---------- PROVIDED RECORDS ----------

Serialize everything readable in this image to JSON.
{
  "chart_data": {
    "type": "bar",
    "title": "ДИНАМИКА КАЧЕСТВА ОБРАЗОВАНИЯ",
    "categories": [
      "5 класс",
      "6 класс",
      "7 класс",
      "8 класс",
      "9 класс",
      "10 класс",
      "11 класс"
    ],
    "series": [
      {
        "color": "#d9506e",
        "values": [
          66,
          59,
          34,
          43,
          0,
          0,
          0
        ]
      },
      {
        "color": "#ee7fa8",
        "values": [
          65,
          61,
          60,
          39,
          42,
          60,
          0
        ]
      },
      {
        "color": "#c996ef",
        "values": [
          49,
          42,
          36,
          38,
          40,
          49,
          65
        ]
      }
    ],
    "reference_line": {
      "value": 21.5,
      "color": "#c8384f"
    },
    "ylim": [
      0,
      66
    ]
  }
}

----------
---------- PROVIDED RECORDS ----------

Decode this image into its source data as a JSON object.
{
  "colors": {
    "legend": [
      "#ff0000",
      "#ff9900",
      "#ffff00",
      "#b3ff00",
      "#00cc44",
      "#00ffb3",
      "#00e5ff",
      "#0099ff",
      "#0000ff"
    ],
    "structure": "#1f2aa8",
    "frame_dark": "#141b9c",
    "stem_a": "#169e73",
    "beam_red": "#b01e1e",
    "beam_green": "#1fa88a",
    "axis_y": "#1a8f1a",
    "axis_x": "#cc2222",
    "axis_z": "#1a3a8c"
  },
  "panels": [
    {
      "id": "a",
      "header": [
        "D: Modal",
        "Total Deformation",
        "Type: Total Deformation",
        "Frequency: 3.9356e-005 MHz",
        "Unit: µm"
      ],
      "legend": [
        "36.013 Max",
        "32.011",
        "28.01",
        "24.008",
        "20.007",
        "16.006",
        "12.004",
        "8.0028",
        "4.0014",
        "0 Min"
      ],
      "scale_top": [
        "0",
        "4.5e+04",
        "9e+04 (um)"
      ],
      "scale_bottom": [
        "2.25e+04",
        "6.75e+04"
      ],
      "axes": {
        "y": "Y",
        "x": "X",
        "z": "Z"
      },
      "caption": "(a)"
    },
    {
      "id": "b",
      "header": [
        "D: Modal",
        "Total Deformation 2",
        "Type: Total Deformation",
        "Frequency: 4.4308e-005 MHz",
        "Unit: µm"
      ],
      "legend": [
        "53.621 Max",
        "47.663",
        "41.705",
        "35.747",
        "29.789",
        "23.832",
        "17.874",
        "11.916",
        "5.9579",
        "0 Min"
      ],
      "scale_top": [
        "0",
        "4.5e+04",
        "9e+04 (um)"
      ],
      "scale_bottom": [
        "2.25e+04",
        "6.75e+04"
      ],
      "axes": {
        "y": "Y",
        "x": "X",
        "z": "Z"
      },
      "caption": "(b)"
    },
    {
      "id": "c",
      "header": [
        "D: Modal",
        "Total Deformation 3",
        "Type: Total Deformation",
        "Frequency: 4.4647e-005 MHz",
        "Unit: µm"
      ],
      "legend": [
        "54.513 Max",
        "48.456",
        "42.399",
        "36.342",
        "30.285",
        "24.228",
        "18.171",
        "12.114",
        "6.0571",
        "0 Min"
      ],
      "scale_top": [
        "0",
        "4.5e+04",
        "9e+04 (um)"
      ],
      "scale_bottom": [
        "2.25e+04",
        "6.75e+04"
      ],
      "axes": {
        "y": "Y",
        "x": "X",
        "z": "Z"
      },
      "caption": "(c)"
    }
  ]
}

----------
---------- PROVIDED RECORDS ----------

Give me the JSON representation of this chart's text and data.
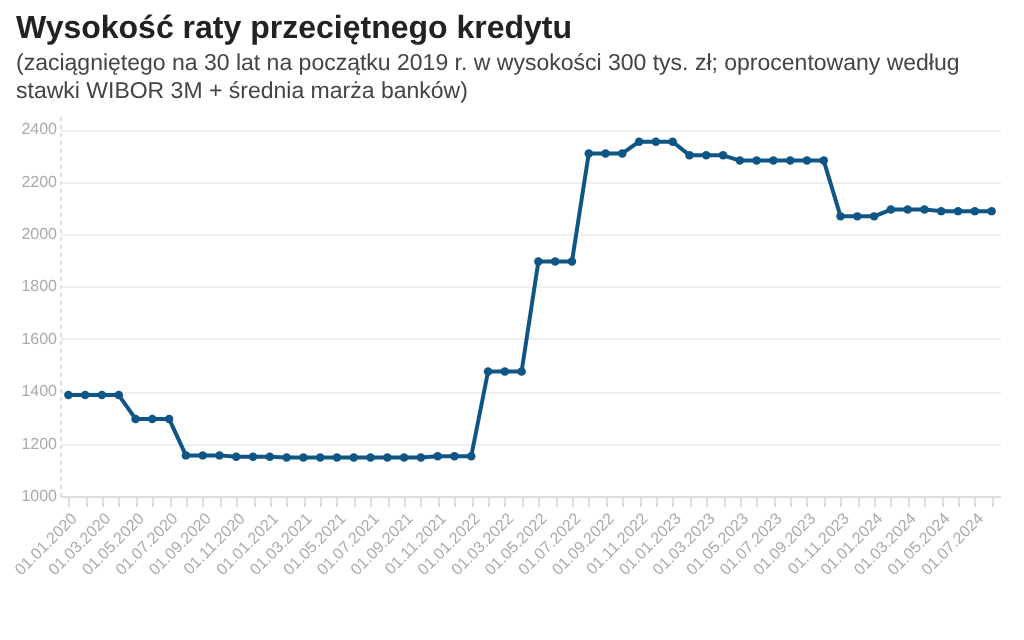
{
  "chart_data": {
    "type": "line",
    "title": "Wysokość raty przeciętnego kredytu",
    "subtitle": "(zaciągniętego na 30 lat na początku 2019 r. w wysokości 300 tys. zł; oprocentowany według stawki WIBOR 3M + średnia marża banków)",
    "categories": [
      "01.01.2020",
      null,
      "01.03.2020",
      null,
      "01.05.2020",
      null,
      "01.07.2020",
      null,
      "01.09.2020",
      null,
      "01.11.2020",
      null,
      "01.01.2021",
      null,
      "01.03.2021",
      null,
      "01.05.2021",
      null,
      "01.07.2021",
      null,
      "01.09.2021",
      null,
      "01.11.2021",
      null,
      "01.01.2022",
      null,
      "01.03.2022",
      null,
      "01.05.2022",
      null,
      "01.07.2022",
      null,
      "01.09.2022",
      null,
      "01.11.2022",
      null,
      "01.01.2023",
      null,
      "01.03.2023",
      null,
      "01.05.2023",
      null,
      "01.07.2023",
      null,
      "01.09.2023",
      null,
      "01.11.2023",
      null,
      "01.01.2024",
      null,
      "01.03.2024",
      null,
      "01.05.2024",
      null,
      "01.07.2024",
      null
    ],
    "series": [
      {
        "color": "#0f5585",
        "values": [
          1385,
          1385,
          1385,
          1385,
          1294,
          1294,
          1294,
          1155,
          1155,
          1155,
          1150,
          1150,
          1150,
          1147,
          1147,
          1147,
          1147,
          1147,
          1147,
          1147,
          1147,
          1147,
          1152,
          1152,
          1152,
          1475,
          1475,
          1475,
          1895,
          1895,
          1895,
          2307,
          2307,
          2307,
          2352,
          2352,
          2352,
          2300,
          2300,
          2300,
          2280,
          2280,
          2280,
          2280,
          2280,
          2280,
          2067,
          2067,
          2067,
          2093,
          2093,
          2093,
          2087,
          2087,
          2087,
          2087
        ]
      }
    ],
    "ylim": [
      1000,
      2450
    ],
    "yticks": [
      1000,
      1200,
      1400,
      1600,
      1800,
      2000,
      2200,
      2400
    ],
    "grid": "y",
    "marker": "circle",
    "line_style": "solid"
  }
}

----------

• **SHORT PROBLEM**
Pick out each line in the material containing "this".

• **SOLUTION TO THE PROBLEM**
Serialize everything readable in this image to JSON.
Decode this image into its source data as a JSON object.
Give me the JSON representation of this chart's text and data.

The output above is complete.